Exercise aim: Output the lines that follow exactly as they are.

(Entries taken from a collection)

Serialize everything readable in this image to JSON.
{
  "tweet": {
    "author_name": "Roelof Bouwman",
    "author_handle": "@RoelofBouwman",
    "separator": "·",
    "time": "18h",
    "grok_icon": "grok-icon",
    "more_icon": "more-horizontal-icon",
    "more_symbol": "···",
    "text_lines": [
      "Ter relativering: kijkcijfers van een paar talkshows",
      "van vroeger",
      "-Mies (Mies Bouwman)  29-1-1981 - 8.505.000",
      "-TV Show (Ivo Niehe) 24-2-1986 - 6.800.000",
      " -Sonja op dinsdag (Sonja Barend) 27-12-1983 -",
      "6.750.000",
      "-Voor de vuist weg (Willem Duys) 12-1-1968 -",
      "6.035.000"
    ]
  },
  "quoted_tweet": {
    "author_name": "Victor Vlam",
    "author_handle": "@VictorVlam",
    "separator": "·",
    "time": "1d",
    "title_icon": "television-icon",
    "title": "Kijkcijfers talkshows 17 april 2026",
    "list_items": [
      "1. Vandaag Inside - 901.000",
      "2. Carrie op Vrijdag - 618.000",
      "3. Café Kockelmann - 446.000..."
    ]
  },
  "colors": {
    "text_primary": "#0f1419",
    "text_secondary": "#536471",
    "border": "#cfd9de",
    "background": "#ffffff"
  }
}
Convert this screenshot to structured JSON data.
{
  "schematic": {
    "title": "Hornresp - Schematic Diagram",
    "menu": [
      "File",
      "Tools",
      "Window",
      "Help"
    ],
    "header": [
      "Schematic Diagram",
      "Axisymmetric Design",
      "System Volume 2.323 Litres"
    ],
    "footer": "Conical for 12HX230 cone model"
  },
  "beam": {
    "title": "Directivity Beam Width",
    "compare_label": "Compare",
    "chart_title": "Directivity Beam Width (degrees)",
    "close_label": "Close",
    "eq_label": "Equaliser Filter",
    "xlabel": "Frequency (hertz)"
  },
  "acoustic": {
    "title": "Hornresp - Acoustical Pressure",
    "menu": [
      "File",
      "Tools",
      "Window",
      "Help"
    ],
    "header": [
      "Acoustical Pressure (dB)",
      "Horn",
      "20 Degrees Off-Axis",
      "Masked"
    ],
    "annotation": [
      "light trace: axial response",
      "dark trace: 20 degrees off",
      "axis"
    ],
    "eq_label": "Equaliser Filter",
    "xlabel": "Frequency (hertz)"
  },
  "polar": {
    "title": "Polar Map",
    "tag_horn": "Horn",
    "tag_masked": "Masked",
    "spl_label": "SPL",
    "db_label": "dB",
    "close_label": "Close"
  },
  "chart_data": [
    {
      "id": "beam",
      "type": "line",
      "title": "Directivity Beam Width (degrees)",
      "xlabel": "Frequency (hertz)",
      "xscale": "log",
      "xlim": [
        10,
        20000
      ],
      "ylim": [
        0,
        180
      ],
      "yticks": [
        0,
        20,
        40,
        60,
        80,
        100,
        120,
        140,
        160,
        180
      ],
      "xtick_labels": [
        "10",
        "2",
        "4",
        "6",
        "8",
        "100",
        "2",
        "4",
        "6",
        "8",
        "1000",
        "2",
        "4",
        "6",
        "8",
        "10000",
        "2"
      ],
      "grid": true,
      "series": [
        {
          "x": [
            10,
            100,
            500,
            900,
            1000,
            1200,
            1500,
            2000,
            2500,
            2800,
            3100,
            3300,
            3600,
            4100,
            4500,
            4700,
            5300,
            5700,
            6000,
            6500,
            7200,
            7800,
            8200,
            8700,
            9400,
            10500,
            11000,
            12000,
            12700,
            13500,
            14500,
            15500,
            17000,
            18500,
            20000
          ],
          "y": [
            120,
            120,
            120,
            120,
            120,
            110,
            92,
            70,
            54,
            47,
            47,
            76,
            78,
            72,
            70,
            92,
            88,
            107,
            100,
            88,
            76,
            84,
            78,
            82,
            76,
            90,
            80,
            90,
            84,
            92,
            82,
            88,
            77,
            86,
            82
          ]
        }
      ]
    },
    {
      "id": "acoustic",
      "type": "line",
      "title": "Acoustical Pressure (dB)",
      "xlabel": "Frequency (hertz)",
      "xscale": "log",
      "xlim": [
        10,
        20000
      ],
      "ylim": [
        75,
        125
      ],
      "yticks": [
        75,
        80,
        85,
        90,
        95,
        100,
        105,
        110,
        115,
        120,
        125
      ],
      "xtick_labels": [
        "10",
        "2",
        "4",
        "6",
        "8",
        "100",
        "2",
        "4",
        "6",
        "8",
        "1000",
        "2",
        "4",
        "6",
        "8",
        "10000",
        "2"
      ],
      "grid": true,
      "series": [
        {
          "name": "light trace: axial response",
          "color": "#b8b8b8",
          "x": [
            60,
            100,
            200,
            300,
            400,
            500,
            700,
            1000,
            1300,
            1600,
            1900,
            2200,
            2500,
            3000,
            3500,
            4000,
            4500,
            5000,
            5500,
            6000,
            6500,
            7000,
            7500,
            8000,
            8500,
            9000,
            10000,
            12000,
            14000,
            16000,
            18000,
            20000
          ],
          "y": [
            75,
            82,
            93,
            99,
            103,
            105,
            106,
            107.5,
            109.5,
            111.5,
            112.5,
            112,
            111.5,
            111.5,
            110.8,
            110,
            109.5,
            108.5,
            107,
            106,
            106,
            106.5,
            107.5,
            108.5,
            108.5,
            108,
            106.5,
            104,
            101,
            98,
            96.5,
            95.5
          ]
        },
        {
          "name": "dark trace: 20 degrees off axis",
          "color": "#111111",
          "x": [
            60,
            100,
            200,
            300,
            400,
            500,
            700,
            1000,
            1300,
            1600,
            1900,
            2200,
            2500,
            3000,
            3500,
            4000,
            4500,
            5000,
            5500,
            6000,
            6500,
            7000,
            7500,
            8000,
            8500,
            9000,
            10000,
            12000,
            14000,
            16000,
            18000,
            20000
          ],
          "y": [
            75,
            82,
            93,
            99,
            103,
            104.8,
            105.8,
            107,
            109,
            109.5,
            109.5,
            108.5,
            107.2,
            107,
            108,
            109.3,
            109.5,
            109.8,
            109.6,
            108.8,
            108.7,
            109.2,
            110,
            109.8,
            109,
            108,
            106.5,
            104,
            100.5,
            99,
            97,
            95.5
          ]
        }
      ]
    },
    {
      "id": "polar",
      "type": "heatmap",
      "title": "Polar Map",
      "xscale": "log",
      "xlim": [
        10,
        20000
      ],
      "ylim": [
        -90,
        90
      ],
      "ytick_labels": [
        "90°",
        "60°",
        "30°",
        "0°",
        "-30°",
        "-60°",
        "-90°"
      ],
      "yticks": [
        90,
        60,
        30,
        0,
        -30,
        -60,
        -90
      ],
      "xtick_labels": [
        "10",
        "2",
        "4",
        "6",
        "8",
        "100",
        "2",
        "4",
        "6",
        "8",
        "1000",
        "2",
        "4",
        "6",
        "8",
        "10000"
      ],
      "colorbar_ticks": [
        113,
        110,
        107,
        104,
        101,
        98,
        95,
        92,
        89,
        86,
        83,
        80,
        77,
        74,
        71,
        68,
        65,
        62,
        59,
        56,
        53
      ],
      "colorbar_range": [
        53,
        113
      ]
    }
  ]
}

Written solution:
Serialize everything readable in this image to JSON.
{
  "tweet": {
    "author_name": "Roelof Bouwman",
    "author_handle": "@RoelofBouwman",
    "separator": "·",
    "time": "18h",
    "grok_icon": "grok-icon",
    "more_icon": "more-horizontal-icon",
    "more_symbol": "···",
    "text_lines": [
      "Ter relativering: kijkcijfers van een paar talkshows",
      "van vroeger",
      "-Mies (Mies Bouwman)  29-1-1981 - 8.505.000",
      "-TV Show (Ivo Niehe) 24-2-1986 - 6.800.000",
      " -Sonja op dinsdag (Sonja Barend) 27-12-1983 -",
      "6.750.000",
      "-Voor de vuist weg (Willem Duys) 12-1-1968 -",
      "6.035.000"
    ]
  },
  "quoted_tweet": {
    "author_name": "Victor Vlam",
    "author_handle": "@VictorVlam",
    "separator": "·",
    "time": "1d",
    "title_icon": "television-icon",
    "title": "Kijkcijfers talkshows 17 april 2026",
    "list_items": [
      "1. Vandaag Inside - 901.000",
      "2. Carrie op Vrijdag - 618.000",
      "3. Café Kockelmann - 446.000..."
    ]
  },
  "colors": {
    "text_primary": "#0f1419",
    "text_secondary": "#536471",
    "border": "#cfd9de",
    "background": "#ffffff"
  }
}
Convert this screenshot to structured JSON data.
{
  "schematic": {
    "title": "Hornresp - Schematic Diagram",
    "menu": [
      "File",
      "Tools",
      "Window",
      "Help"
    ],
    "header": [
      "Schematic Diagram",
      "Axisymmetric Design",
      "System Volume 2.323 Litres"
    ],
    "footer": "Conical for 12HX230 cone model"
  },
  "beam": {
    "title": "Directivity Beam Width",
    "compare_label": "Compare",
    "chart_title": "Directivity Beam Width (degrees)",
    "close_label": "Close",
    "eq_label": "Equaliser Filter",
    "xlabel": "Frequency (hertz)"
  },
  "acoustic": {
    "title": "Hornresp - Acoustical Pressure",
    "menu": [
      "File",
      "Tools",
      "Window",
      "Help"
    ],
    "header": [
      "Acoustical Pressure (dB)",
      "Horn",
      "20 Degrees Off-Axis",
      "Masked"
    ],
    "annotation": [
      "light trace: axial response",
      "dark trace: 20 degrees off",
      "axis"
    ],
    "eq_label": "Equaliser Filter",
    "xlabel": "Frequency (hertz)"
  },
  "polar": {
    "title": "Polar Map",
    "tag_horn": "Horn",
    "tag_masked": "Masked",
    "spl_label": "SPL",
    "db_label": "dB",
    "close_label": "Close"
  },
  "chart_data": [
    {
      "id": "beam",
      "type": "line",
      "title": "Directivity Beam Width (degrees)",
      "xlabel": "Frequency (hertz)",
      "xscale": "log",
      "xlim": [
        10,
        20000
      ],
      "ylim": [
        0,
        180
      ],
      "yticks": [
        0,
        20,
        40,
        60,
        80,
        100,
        120,
        140,
        160,
        180
      ],
      "xtick_labels": [
        "10",
        "2",
        "4",
        "6",
        "8",
        "100",
        "2",
        "4",
        "6",
        "8",
        "1000",
        "2",
        "4",
        "6",
        "8",
        "10000",
        "2"
      ],
      "grid": true,
      "series": [
        {
          "x": [
            10,
            100,
            500,
            900,
            1000,
            1200,
            1500,
            2000,
            2500,
            2800,
            3100,
            3300,
            3600,
            4100,
            4500,
            4700,
            5300,
            5700,
            6000,
            6500,
            7200,
            7800,
            8200,
            8700,
            9400,
            10500,
            11000,
            12000,
            12700,
            13500,
            14500,
            15500,
            17000,
            18500,
            20000
          ],
          "y": [
            120,
            120,
            120,
            120,
            120,
            110,
            92,
            70,
            54,
            47,
            47,
            76,
            78,
            72,
            70,
            92,
            88,
            107,
            100,
            88,
            76,
            84,
            78,
            82,
            76,
            90,
            80,
            90,
            84,
            92,
            82,
            88,
            77,
            86,
            82
          ]
        }
      ]
    },
    {
      "id": "acoustic",
      "type": "line",
      "title": "Acoustical Pressure (dB)",
      "xlabel": "Frequency (hertz)",
      "xscale": "log",
      "xlim": [
        10,
        20000
      ],
      "ylim": [
        75,
        125
      ],
      "yticks": [
        75,
        80,
        85,
        90,
        95,
        100,
        105,
        110,
        115,
        120,
        125
      ],
      "xtick_labels": [
        "10",
        "2",
        "4",
        "6",
        "8",
        "100",
        "2",
        "4",
        "6",
        "8",
        "1000",
        "2",
        "4",
        "6",
        "8",
        "10000",
        "2"
      ],
      "grid": true,
      "series": [
        {
          "name": "light trace: axial response",
          "color": "#b8b8b8",
          "x": [
            60,
            100,
            200,
            300,
            400,
            500,
            700,
            1000,
            1300,
            1600,
            1900,
            2200,
            2500,
            3000,
            3500,
            4000,
            4500,
            5000,
            5500,
            6000,
            6500,
            7000,
            7500,
            8000,
            8500,
            9000,
            10000,
            12000,
            14000,
            16000,
            18000,
            20000
          ],
          "y": [
            75,
            82,
            93,
            99,
            103,
            105,
            106,
            107.5,
            109.5,
            111.5,
            112.5,
            112,
            111.5,
            111.5,
            110.8,
            110,
            109.5,
            108.5,
            107,
            106,
            106,
            106.5,
            107.5,
            108.5,
            108.5,
            108,
            106.5,
            104,
            101,
            98,
            96.5,
            95.5
          ]
        },
        {
          "name": "dark trace: 20 degrees off axis",
          "color": "#111111",
          "x": [
            60,
            100,
            200,
            300,
            400,
            500,
            700,
            1000,
            1300,
            1600,
            1900,
            2200,
            2500,
            3000,
            3500,
            4000,
            4500,
            5000,
            5500,
            6000,
            6500,
            7000,
            7500,
            8000,
            8500,
            9000,
            10000,
            12000,
            14000,
            16000,
            18000,
            20000
          ],
          "y": [
            75,
            82,
            93,
            99,
            103,
            104.8,
            105.8,
            107,
            109,
            109.5,
            109.5,
            108.5,
            107.2,
            107,
            108,
            109.3,
            109.5,
            109.8,
            109.6,
            108.8,
            108.7,
            109.2,
            110,
            109.8,
            109,
            108,
            106.5,
            104,
            100.5,
            99,
            97,
            95.5
          ]
        }
      ]
    },
    {
      "id": "polar",
      "type": "heatmap",
      "title": "Polar Map",
      "xscale": "log",
      "xlim": [
        10,
        20000
      ],
      "ylim": [
        -90,
        90
      ],
      "ytick_labels": [
        "90°",
        "60°",
        "30°",
        "0°",
        "-30°",
        "-60°",
        "-90°"
      ],
      "yticks": [
        90,
        60,
        30,
        0,
        -30,
        -60,
        -90
      ],
      "xtick_labels": [
        "10",
        "2",
        "4",
        "6",
        "8",
        "100",
        "2",
        "4",
        "6",
        "8",
        "1000",
        "2",
        "4",
        "6",
        "8",
        "10000"
      ],
      "colorbar_ticks": [
        113,
        110,
        107,
        104,
        101,
        98,
        95,
        92,
        89,
        86,
        83,
        80,
        77,
        74,
        71,
        68,
        65,
        62,
        59,
        56,
        53
      ],
      "colorbar_range": [
        53,
        113
      ]
    }
  ]
}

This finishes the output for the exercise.